What you are asked to do: Below are the records; pull every line that includes "hole".

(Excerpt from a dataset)
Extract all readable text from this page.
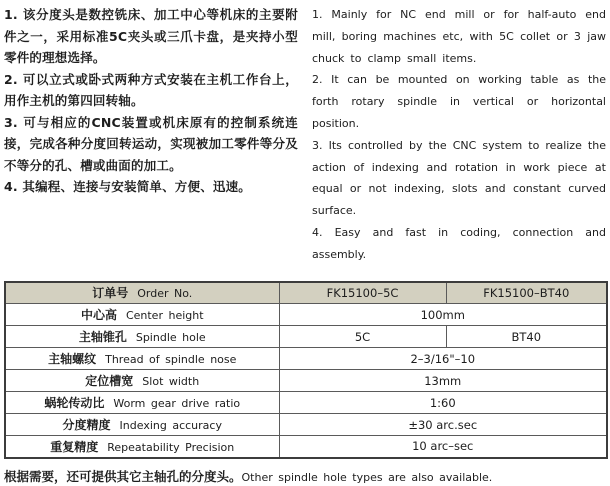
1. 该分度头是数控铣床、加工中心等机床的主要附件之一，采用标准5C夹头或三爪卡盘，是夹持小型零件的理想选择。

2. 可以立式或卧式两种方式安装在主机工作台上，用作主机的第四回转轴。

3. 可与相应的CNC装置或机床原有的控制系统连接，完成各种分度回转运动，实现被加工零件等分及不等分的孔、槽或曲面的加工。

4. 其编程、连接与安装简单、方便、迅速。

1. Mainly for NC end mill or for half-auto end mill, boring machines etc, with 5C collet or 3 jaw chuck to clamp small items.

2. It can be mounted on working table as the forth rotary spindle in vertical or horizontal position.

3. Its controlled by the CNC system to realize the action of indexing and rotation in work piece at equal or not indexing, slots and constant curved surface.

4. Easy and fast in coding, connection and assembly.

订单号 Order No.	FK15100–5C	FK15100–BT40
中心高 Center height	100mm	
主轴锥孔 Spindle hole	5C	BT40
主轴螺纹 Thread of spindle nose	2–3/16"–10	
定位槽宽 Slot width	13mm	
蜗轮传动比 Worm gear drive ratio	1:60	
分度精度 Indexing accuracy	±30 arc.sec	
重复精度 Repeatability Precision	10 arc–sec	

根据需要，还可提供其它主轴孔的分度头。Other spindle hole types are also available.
==
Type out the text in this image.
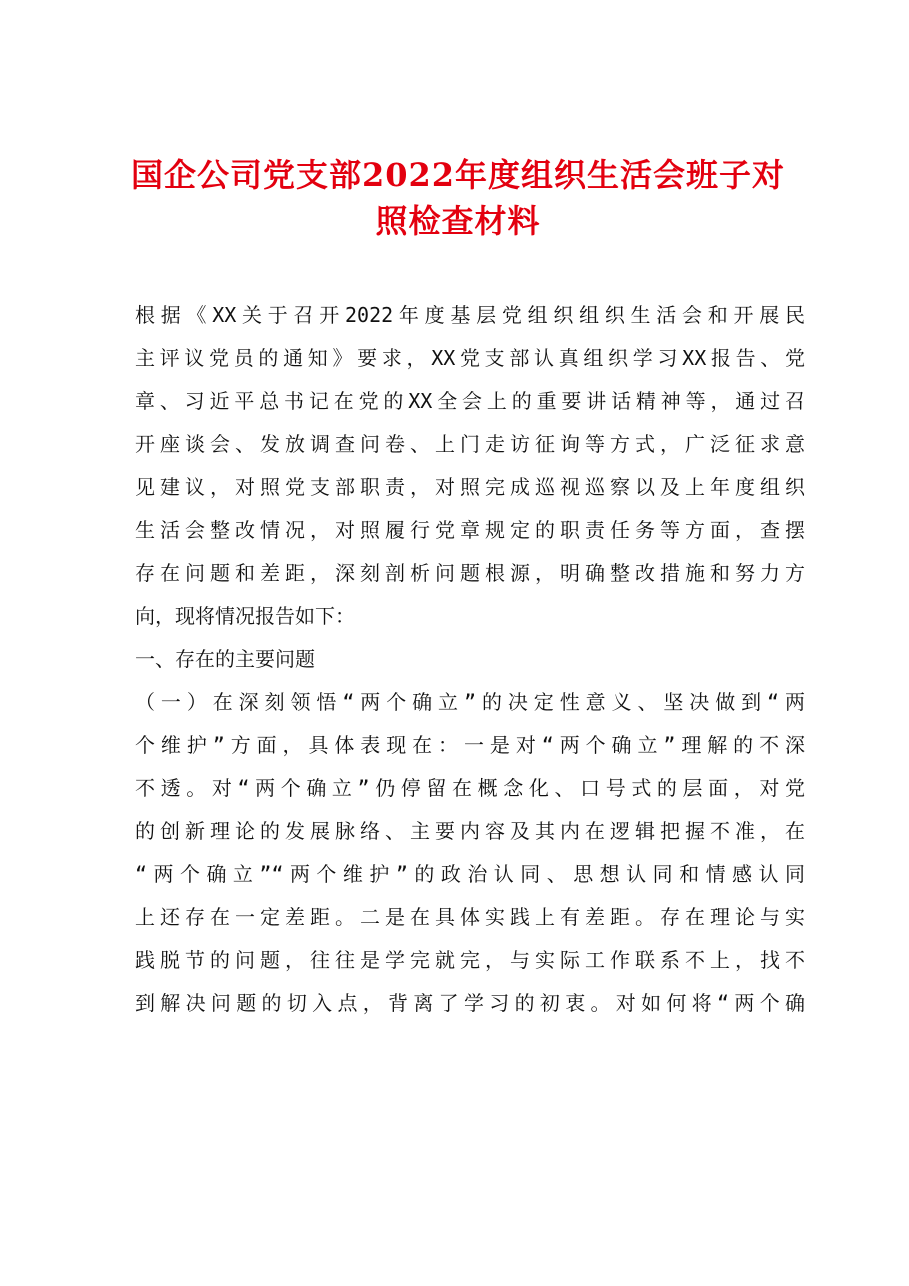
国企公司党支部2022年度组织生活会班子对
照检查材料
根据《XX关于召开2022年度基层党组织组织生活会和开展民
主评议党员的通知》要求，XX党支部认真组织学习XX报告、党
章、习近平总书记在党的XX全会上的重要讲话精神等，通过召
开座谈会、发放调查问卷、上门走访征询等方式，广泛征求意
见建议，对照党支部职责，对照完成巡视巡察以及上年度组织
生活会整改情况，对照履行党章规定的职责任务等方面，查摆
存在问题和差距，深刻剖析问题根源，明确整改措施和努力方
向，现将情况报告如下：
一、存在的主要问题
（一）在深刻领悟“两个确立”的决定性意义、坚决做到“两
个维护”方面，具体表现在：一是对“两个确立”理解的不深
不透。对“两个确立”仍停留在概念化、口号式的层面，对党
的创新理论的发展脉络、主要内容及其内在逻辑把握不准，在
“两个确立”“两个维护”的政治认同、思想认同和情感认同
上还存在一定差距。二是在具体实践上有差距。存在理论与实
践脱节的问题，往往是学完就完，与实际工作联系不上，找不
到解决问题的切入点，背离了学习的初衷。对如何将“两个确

Right answer:
主轴锥孔 Spindle hole	5C	BT40
根据需要，还可提供其它主轴孔的分度头。Other spindle hole types are also available.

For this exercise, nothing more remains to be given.